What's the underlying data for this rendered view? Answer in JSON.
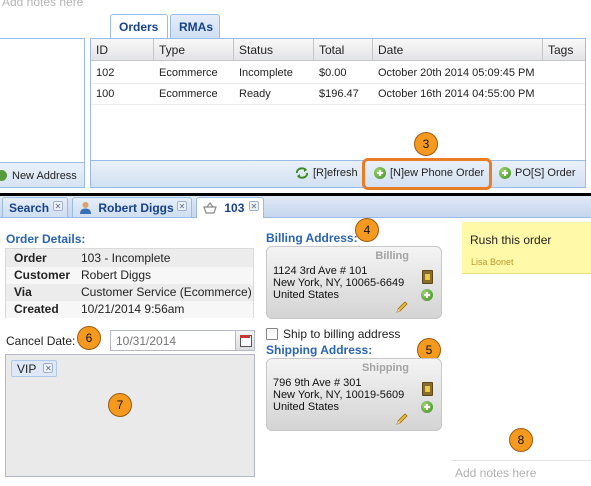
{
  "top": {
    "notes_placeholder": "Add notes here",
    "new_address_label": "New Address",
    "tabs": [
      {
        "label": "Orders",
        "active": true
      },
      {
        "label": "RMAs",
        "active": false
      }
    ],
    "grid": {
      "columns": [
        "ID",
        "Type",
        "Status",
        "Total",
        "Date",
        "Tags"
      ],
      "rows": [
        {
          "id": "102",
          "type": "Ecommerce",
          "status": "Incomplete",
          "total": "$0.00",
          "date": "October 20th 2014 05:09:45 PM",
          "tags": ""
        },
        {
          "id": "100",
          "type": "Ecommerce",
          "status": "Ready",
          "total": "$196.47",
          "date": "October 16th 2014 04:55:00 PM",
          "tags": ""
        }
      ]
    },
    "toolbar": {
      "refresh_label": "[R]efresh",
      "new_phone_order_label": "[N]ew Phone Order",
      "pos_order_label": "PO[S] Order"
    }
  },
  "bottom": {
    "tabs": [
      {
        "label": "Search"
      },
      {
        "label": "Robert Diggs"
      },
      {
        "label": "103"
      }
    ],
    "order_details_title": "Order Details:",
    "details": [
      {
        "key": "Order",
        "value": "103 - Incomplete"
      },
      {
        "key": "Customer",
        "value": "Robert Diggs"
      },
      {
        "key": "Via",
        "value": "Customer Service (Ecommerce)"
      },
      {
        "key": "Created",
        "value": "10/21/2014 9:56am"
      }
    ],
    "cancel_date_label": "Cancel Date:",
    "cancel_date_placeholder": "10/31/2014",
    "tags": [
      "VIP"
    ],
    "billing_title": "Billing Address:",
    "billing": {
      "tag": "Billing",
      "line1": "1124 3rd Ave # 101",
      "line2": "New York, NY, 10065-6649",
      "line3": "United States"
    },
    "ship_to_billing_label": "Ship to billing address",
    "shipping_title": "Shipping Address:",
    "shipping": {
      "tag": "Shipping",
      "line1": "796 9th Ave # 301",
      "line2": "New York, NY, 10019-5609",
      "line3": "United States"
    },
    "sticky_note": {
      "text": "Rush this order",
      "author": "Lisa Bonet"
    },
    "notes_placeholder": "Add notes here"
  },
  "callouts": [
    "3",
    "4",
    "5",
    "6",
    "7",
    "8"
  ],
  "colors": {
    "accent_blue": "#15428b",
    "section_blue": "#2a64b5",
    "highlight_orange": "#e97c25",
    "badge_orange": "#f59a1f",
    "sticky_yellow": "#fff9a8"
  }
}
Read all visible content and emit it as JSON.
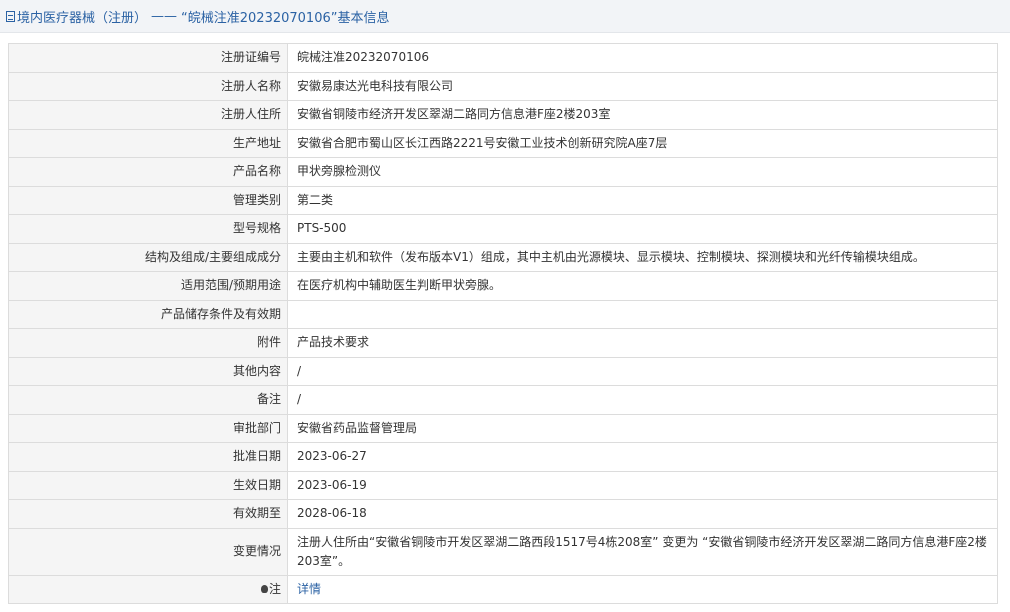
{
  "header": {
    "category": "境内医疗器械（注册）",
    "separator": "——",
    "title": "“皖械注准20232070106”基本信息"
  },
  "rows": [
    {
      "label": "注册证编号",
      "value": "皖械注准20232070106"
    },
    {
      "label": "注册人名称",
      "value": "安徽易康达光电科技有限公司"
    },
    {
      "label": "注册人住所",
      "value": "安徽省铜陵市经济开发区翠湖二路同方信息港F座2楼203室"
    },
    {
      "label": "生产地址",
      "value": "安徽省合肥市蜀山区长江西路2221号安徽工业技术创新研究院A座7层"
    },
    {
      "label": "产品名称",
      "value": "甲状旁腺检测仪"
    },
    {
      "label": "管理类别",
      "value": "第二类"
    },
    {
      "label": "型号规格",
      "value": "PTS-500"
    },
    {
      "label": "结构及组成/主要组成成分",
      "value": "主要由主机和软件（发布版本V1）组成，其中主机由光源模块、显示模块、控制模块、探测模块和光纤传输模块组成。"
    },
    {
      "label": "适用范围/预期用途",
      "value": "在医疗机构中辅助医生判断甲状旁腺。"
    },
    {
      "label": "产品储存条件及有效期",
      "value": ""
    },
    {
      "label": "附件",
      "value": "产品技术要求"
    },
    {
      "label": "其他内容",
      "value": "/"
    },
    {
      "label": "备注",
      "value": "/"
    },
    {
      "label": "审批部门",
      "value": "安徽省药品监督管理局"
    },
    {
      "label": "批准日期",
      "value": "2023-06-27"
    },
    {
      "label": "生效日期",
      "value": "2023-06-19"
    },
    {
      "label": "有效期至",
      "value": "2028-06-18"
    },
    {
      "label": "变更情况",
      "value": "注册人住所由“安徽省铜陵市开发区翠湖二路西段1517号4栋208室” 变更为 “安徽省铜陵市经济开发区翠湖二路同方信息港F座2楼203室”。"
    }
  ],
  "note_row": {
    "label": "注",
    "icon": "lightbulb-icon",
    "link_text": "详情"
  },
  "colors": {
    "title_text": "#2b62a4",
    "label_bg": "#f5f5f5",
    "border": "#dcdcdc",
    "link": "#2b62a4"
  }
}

···

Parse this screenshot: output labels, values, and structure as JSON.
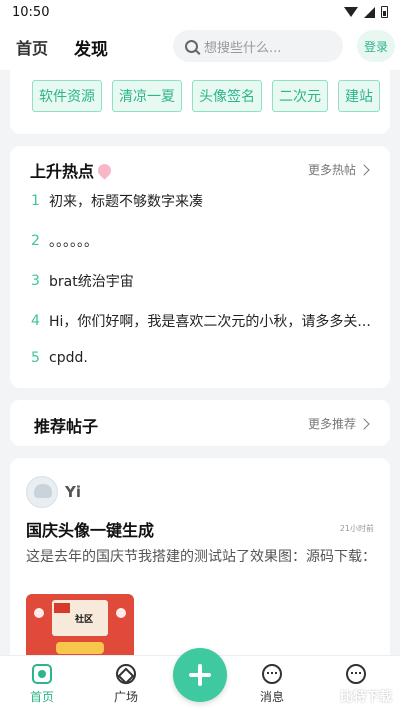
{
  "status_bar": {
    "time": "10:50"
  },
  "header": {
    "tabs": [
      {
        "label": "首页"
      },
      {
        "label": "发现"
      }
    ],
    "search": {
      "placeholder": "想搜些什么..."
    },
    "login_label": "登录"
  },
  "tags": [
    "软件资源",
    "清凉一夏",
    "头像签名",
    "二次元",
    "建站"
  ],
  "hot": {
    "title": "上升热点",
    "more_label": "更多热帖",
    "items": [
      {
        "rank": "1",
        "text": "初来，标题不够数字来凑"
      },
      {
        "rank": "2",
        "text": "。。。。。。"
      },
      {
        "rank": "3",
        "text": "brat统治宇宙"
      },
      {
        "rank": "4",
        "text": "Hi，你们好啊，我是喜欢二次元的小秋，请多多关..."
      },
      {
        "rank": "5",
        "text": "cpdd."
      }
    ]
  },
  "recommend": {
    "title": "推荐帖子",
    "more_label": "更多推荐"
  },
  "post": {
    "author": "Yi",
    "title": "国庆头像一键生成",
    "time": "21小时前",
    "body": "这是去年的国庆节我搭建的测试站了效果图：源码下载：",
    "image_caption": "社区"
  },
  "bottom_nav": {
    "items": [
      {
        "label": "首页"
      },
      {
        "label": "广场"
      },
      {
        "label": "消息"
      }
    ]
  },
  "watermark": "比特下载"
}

···

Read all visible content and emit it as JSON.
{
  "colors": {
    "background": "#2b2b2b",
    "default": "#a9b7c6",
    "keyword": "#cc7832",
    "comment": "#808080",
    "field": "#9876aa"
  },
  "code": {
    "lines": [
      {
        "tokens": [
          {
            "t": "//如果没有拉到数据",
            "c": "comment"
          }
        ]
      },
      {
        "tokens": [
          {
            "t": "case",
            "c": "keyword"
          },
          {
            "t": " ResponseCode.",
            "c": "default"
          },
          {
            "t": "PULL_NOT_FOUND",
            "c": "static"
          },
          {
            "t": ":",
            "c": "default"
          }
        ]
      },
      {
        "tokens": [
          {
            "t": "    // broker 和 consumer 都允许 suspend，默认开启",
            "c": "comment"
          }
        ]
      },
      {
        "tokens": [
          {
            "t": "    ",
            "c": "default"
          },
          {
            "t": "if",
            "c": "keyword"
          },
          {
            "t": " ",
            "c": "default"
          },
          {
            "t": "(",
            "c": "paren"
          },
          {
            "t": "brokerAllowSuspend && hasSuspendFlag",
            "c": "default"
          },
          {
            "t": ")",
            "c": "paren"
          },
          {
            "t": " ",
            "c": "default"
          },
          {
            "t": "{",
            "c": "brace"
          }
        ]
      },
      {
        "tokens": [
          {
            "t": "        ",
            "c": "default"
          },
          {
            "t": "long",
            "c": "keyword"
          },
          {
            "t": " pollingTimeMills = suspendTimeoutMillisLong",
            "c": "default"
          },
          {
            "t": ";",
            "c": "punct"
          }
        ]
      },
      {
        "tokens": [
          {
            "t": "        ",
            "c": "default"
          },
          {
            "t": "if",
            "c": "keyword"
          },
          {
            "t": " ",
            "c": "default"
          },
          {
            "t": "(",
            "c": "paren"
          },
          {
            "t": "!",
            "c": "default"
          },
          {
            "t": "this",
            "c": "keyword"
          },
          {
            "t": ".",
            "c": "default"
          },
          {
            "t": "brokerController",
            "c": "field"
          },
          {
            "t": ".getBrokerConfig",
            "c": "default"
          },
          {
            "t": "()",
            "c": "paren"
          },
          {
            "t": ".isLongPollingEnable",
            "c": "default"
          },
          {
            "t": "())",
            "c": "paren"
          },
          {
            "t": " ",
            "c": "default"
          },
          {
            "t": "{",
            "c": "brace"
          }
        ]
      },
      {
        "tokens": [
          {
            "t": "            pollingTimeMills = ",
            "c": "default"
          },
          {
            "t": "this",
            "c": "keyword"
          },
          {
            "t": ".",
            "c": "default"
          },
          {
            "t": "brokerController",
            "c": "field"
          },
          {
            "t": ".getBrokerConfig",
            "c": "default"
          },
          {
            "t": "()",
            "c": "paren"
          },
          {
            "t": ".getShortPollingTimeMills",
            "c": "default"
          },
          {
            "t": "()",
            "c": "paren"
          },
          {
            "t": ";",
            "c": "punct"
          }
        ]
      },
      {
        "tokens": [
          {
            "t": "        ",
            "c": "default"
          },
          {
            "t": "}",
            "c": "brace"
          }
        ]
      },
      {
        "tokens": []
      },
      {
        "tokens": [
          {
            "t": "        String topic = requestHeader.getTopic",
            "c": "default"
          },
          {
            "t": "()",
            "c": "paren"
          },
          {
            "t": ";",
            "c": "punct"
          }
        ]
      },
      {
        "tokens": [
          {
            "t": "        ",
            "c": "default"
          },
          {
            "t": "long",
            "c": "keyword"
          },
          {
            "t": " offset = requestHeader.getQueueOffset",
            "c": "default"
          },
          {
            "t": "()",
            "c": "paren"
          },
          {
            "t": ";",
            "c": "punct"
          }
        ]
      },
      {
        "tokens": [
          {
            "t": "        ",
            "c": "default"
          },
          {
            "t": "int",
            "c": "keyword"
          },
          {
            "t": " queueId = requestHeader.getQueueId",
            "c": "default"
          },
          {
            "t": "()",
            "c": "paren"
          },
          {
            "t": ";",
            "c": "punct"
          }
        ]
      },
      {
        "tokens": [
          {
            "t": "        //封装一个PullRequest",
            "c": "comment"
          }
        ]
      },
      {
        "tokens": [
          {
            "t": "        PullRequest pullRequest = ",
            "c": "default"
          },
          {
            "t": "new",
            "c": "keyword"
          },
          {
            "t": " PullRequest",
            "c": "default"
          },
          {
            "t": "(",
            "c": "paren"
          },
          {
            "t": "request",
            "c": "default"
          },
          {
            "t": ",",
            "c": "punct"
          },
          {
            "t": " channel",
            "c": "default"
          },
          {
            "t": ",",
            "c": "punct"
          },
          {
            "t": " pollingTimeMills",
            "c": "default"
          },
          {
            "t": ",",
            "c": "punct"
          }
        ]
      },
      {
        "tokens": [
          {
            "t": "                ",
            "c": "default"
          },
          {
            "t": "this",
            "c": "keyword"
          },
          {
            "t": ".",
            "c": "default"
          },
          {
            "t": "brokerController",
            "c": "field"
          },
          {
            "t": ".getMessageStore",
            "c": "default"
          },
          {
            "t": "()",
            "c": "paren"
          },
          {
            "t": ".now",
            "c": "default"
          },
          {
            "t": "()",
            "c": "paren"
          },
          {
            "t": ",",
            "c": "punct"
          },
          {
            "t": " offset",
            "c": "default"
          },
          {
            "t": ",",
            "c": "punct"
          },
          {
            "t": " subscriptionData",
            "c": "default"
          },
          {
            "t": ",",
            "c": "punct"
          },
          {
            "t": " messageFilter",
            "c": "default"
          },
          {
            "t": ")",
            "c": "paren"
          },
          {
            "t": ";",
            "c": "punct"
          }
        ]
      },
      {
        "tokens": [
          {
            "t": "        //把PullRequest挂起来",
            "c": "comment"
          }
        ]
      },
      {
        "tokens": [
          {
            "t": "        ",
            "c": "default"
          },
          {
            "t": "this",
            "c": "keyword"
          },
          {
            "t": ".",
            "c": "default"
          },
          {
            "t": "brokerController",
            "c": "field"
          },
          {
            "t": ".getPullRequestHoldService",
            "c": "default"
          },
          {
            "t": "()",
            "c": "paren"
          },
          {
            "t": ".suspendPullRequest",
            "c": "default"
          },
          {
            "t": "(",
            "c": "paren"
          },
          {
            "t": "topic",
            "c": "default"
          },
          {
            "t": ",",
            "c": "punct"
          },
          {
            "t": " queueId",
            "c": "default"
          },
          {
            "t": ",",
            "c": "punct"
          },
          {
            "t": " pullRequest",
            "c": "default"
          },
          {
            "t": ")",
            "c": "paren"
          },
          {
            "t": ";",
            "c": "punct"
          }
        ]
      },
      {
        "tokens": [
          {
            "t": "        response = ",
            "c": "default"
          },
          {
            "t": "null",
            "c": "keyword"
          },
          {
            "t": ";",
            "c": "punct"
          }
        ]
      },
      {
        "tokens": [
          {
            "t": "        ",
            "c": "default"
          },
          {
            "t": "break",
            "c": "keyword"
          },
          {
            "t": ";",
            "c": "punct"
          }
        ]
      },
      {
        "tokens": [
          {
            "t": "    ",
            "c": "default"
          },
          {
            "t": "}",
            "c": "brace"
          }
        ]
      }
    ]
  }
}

···

Copy every line above that includes the string "here".

    "notes_placeholder": "Add notes here",
    "notes_placeholder": "Add notes here"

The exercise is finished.